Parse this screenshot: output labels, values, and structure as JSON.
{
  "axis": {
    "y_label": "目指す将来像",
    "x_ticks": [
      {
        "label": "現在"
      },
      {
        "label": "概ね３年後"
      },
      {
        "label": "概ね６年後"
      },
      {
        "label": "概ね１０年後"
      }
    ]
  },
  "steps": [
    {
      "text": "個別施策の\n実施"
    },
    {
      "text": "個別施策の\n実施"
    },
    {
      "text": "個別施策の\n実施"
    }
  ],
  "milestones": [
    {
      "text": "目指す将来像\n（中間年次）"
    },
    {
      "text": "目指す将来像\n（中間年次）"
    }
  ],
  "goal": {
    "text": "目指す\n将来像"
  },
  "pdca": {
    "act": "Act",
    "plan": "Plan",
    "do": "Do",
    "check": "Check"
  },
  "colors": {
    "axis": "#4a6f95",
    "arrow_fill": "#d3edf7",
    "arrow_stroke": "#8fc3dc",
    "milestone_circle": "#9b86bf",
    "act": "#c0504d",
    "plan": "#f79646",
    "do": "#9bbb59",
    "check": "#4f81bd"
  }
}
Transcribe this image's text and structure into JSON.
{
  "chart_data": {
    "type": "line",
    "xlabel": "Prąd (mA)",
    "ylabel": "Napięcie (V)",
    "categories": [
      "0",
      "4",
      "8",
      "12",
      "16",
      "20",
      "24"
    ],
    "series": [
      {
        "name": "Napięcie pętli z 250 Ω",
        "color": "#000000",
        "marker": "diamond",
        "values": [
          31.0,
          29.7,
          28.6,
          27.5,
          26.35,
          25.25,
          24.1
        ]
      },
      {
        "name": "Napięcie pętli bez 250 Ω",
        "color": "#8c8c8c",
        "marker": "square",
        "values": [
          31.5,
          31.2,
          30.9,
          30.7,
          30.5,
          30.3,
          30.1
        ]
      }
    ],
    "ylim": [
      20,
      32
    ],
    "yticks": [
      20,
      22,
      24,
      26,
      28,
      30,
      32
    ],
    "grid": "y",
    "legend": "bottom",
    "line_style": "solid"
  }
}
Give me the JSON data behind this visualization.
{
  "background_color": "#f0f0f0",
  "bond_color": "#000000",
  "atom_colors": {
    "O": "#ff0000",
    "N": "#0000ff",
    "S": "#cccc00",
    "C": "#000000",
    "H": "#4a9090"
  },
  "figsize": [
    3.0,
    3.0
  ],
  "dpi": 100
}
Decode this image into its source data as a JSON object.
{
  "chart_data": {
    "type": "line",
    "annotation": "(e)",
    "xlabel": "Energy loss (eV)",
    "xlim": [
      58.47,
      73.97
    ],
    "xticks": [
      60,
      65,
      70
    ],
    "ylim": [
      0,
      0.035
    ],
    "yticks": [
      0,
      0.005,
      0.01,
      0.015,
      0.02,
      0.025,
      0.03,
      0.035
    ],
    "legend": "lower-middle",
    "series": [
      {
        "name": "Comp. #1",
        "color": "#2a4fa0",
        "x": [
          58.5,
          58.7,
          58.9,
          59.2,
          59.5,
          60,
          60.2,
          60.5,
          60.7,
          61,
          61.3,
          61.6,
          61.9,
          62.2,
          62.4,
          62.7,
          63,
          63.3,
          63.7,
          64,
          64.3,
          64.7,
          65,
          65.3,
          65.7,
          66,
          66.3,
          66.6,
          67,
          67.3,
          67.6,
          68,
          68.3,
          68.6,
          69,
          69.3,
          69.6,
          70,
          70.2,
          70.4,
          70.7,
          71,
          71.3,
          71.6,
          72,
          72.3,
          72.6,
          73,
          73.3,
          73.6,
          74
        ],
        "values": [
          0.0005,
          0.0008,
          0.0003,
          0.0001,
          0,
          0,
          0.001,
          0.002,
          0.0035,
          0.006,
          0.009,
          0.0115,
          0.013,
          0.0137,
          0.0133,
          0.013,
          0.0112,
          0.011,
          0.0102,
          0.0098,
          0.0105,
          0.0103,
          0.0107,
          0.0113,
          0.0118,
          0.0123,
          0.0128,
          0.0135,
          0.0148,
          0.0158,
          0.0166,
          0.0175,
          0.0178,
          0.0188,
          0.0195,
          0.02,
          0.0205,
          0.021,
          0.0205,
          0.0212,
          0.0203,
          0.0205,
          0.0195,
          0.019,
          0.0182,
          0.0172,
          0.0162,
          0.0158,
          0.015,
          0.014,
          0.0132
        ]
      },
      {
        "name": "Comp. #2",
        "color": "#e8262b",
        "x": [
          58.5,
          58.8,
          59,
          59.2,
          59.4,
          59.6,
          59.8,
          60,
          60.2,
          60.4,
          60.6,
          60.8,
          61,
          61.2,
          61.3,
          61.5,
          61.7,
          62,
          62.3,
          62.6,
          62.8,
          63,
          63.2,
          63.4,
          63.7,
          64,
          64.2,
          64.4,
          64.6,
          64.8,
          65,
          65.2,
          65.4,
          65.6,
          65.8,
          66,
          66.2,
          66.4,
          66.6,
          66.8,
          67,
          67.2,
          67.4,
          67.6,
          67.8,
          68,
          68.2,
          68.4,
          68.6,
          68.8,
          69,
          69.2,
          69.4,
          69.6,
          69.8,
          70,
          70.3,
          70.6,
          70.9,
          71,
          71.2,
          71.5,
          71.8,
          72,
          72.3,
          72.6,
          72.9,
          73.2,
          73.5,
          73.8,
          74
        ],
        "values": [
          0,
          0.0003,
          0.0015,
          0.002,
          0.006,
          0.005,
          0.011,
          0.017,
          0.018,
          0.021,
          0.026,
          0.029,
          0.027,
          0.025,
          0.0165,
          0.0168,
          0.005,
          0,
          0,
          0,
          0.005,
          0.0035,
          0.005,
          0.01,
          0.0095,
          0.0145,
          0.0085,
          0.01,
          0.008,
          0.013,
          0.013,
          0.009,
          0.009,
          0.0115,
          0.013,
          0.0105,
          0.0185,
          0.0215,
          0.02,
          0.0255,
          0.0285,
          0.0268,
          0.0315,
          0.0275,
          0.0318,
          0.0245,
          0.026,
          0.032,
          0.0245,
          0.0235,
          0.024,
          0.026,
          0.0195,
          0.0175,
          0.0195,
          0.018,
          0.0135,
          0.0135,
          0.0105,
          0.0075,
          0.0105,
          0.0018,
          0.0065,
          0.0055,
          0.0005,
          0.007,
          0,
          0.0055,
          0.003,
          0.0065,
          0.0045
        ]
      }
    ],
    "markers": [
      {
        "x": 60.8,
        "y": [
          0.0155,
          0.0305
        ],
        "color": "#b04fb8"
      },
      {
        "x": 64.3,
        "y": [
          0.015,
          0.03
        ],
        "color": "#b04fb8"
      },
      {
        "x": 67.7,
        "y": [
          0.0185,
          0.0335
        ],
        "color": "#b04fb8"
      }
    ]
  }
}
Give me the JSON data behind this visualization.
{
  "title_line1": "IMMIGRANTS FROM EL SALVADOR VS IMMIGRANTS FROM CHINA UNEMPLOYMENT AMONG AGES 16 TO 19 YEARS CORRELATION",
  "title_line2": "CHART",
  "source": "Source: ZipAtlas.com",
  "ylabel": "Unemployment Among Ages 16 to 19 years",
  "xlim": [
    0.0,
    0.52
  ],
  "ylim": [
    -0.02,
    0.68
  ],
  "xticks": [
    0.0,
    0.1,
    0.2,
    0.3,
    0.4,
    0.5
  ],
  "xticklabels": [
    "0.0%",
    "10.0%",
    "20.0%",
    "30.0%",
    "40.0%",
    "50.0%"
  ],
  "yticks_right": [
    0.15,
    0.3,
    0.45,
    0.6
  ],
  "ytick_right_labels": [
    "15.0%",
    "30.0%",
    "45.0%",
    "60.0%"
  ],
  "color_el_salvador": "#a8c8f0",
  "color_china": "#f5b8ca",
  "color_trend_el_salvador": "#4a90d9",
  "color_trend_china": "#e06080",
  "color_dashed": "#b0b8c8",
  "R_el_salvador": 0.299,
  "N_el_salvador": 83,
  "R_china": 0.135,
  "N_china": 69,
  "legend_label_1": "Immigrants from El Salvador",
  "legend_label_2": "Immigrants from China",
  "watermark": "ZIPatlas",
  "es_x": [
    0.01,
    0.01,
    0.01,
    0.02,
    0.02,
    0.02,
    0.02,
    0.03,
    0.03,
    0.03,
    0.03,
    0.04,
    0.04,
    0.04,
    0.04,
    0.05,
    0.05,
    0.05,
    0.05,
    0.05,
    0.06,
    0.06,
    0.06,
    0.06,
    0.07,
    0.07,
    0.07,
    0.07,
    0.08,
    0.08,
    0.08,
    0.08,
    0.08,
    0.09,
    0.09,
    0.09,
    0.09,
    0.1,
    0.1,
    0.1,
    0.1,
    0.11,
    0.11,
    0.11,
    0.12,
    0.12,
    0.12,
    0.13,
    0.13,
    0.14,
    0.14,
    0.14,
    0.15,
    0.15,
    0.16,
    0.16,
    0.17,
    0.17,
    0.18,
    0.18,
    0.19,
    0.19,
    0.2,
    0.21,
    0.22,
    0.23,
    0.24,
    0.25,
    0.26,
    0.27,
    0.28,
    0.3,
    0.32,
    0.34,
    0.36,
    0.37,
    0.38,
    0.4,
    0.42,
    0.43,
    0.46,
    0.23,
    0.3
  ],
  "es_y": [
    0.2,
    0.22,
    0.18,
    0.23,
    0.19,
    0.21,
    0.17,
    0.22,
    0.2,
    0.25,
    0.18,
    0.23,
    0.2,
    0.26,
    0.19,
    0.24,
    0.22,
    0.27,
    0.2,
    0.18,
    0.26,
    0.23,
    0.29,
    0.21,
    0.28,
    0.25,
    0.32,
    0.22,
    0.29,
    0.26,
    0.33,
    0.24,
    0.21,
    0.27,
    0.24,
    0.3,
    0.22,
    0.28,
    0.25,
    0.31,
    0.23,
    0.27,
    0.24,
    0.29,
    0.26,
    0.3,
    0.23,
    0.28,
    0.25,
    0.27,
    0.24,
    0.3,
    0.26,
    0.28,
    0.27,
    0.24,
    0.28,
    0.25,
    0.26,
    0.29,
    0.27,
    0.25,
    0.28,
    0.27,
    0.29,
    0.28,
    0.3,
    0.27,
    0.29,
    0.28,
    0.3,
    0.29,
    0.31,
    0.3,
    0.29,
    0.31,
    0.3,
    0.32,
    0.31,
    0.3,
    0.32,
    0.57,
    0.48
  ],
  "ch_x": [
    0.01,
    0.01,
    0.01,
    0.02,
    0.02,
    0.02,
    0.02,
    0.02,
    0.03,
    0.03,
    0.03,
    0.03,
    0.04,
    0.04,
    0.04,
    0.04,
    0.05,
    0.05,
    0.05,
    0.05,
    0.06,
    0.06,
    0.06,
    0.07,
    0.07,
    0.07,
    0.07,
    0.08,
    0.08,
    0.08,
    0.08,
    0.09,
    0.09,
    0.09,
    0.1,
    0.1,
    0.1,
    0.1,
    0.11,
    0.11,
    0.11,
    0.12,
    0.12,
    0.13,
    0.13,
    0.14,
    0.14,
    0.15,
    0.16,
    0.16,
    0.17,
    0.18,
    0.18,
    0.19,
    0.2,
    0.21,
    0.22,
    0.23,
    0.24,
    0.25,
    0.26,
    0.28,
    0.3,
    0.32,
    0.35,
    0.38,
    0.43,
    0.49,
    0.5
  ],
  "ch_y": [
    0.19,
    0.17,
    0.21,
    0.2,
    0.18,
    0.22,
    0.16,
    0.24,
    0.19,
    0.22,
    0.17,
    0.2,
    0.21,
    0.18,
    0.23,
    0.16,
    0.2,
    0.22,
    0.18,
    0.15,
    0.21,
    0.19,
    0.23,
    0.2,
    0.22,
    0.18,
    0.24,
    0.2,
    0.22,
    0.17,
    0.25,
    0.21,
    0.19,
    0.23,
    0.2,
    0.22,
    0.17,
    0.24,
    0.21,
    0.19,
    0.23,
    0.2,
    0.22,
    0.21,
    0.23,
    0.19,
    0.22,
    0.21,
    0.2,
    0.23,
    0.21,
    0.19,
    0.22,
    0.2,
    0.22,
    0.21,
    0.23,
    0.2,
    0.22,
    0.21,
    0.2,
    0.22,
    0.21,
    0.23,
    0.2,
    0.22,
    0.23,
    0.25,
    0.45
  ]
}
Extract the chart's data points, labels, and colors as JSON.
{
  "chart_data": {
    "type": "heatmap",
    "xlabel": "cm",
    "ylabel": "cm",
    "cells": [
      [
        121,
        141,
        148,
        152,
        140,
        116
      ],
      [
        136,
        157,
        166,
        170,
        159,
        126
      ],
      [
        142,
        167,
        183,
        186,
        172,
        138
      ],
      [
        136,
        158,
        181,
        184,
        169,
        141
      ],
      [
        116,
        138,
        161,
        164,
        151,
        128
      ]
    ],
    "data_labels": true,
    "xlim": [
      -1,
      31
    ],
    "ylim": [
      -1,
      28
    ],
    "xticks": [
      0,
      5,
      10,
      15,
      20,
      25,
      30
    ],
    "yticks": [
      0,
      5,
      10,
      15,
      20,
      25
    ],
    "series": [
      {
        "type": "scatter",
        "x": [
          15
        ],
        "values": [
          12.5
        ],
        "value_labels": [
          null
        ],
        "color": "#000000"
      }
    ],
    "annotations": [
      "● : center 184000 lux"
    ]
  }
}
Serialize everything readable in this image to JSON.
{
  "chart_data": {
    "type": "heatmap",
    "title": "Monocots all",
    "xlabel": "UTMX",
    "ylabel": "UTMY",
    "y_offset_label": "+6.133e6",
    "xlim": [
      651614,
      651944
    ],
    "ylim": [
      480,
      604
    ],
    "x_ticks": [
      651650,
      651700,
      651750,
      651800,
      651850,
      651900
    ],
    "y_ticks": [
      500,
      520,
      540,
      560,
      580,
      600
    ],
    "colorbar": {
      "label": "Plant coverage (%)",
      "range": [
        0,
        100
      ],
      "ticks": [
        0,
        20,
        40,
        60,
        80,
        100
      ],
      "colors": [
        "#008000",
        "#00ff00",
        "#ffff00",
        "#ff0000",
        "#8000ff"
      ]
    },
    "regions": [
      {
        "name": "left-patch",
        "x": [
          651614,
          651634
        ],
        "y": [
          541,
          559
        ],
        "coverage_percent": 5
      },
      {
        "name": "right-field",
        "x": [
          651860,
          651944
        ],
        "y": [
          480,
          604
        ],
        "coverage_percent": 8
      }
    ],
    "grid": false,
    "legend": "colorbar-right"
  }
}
□ □ □ □ □ □ □
* Instructions to follow:
Check each line of the data above for the word "image" and say how many lines contain it, giving nothing besides the number.

* Exercise result:
3